--- start ---

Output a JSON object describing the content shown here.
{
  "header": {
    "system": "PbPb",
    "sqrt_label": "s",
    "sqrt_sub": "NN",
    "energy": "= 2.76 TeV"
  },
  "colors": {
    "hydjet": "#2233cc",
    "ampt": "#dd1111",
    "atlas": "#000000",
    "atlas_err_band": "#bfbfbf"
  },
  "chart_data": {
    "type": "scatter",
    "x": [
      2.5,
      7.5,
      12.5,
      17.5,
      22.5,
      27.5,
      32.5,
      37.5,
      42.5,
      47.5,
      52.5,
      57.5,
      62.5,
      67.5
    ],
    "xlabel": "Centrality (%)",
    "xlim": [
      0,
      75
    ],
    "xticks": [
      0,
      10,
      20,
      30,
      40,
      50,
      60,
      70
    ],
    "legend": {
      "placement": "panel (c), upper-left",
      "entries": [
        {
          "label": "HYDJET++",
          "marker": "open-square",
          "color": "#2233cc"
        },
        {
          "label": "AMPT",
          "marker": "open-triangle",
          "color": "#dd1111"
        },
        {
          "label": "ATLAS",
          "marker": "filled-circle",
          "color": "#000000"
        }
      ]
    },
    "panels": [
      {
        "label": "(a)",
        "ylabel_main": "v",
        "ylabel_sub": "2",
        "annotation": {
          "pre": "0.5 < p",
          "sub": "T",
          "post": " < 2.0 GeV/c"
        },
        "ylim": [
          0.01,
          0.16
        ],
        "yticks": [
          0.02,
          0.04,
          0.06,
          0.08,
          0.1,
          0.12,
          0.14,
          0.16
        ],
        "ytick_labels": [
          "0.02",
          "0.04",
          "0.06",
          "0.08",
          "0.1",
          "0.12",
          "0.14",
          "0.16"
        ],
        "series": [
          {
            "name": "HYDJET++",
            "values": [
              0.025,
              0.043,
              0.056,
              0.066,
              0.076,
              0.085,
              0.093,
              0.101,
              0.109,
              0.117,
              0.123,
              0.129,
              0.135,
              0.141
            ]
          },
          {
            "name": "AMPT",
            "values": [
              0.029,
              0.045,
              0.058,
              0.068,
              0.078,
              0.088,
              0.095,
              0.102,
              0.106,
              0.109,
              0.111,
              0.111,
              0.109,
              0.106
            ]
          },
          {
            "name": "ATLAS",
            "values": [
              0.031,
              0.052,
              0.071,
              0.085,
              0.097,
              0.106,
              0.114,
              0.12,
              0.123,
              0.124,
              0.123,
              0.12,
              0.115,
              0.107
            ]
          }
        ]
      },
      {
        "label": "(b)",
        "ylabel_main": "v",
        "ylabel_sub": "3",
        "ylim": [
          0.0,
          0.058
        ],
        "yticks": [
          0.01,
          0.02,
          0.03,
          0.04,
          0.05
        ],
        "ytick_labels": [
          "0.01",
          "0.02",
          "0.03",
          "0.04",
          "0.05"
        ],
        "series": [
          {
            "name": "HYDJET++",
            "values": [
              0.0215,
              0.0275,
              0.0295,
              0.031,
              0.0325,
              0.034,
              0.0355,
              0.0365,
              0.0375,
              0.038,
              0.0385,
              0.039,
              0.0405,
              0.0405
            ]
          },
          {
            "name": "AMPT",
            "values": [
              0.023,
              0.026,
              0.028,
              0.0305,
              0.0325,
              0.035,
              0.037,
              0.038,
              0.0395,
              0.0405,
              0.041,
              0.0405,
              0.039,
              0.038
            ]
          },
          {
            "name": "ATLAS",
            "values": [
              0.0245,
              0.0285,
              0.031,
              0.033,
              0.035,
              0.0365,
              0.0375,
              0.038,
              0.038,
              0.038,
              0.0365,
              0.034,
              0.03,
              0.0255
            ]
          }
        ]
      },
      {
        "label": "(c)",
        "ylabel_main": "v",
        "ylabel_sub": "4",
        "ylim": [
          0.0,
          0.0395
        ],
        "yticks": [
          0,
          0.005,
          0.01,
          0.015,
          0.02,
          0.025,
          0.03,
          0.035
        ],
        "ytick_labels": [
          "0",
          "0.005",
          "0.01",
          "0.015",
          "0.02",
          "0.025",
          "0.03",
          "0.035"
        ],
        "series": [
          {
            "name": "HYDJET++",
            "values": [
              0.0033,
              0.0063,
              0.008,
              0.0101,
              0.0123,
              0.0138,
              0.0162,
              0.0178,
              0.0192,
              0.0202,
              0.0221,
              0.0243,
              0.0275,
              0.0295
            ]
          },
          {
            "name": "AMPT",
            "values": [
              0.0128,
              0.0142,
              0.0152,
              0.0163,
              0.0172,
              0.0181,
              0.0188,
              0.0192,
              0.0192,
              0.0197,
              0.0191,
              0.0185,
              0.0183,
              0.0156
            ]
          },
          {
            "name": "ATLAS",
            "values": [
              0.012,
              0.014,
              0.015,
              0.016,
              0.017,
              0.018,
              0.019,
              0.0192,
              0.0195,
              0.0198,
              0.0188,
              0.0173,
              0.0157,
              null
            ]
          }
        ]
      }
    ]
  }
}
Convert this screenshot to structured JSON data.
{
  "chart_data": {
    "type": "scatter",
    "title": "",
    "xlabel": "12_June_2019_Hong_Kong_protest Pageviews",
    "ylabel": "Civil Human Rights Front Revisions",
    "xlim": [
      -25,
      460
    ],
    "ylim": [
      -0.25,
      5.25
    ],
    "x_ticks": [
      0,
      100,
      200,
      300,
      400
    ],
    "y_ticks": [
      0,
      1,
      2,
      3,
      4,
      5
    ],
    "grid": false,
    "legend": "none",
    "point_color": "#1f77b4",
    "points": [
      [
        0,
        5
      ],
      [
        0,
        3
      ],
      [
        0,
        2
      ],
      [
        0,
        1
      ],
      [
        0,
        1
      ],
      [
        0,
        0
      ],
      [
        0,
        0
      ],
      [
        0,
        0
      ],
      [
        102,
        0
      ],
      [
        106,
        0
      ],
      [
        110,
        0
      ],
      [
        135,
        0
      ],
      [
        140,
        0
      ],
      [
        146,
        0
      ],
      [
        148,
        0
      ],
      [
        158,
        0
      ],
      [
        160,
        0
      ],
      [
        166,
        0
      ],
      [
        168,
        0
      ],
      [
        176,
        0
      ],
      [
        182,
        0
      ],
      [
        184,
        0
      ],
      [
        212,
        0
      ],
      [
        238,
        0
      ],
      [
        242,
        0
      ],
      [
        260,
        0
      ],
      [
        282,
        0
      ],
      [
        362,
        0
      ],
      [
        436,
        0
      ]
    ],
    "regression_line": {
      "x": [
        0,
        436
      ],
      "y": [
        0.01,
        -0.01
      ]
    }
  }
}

--- end ---

◆ **Written problem**: Of all the lines above, how many contain the word "JSON"? Answer with only the number.

◆ **Exercise solution**: 2